Objective
Output every line of the data exactly as it appears.

Excerpted data
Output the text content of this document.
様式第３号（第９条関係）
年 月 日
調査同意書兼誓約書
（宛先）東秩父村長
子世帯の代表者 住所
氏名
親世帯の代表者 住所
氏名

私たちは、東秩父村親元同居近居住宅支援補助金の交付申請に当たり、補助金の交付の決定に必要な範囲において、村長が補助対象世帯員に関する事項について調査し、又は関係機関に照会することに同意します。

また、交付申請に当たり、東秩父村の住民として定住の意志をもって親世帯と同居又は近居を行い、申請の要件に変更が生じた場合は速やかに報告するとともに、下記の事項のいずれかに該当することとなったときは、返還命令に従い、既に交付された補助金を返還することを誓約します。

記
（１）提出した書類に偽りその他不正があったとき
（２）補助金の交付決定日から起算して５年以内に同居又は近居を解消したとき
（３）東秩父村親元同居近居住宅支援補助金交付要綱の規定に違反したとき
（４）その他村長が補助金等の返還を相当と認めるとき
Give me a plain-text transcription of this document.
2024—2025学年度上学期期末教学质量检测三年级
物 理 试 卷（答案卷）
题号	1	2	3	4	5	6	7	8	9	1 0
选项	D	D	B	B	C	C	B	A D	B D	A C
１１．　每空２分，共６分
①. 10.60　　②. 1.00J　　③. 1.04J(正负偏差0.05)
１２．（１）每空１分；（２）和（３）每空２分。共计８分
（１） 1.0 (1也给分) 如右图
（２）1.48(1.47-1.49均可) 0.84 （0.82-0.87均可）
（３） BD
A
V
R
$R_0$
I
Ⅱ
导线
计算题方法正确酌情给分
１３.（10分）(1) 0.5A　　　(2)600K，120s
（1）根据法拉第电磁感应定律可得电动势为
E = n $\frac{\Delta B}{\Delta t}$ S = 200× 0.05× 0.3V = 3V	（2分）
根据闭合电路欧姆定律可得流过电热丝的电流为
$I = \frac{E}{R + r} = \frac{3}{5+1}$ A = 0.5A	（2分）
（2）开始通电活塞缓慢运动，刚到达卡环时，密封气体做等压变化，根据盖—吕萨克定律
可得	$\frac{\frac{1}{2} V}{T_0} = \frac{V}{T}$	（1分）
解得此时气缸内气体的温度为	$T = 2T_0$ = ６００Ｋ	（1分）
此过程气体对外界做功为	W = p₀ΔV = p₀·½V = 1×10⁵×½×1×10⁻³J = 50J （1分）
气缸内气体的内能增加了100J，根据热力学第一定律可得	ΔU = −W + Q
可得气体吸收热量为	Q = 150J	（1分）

Problem solution
Output the text content of this document.
様式第３号（第９条関係）
年 月 日
調査同意書兼誓約書
（宛先）東秩父村長
子世帯の代表者 住所
氏名
親世帯の代表者 住所
氏名

私たちは、東秩父村親元同居近居住宅支援補助金の交付申請に当たり、補助金の交付の決定に必要な範囲において、村長が補助対象世帯員に関する事項について調査し、又は関係機関に照会することに同意します。

また、交付申請に当たり、東秩父村の住民として定住の意志をもって親世帯と同居又は近居を行い、申請の要件に変更が生じた場合は速やかに報告するとともに、下記の事項のいずれかに該当することとなったときは、返還命令に従い、既に交付された補助金を返還することを誓約します。

記
（１）提出した書類に偽りその他不正があったとき
（２）補助金の交付決定日から起算して５年以内に同居又は近居を解消したとき
（３）東秩父村親元同居近居住宅支援補助金交付要綱の規定に違反したとき
（４）その他村長が補助金等の返還を相当と認めるとき
Give me a plain-text transcription of this document.
2024—2025学年度上学期期末教学质量检测三年级
物 理 试 卷（答案卷）
题号	1	2	3	4	5	6	7	8	9	1 0
选项	D	D	B	B	C	C	B	A D	B D	A C
１１．　每空２分，共６分
①. 10.60　　②. 1.00J　　③. 1.04J(正负偏差0.05)
１２．（１）每空１分；（２）和（３）每空２分。共计８分
（１） 1.0 (1也给分) 如右图
（２）1.48(1.47-1.49均可) 0.84 （0.82-0.87均可）
（３） BD
A
V
R
$R_0$
I
Ⅱ
导线
计算题方法正确酌情给分
１３.（10分）(1) 0.5A　　　(2)600K，120s
（1）根据法拉第电磁感应定律可得电动势为
E = n $\frac{\Delta B}{\Delta t}$ S = 200× 0.05× 0.3V = 3V	（2分）
根据闭合电路欧姆定律可得流过电热丝的电流为
$I = \frac{E}{R + r} = \frac{3}{5+1}$ A = 0.5A	（2分）
（2）开始通电活塞缓慢运动，刚到达卡环时，密封气体做等压变化，根据盖—吕萨克定律
可得	$\frac{\frac{1}{2} V}{T_0} = \frac{V}{T}$	（1分）
解得此时气缸内气体的温度为	$T = 2T_0$ = ６００Ｋ	（1分）
此过程气体对外界做功为	W = p₀ΔV = p₀·½V = 1×10⁵×½×1×10⁻³J = 50J （1分）
气缸内气体的内能增加了100J，根据热力学第一定律可得	ΔU = −W + Q
可得气体吸收热量为	Q = 150J	（1分）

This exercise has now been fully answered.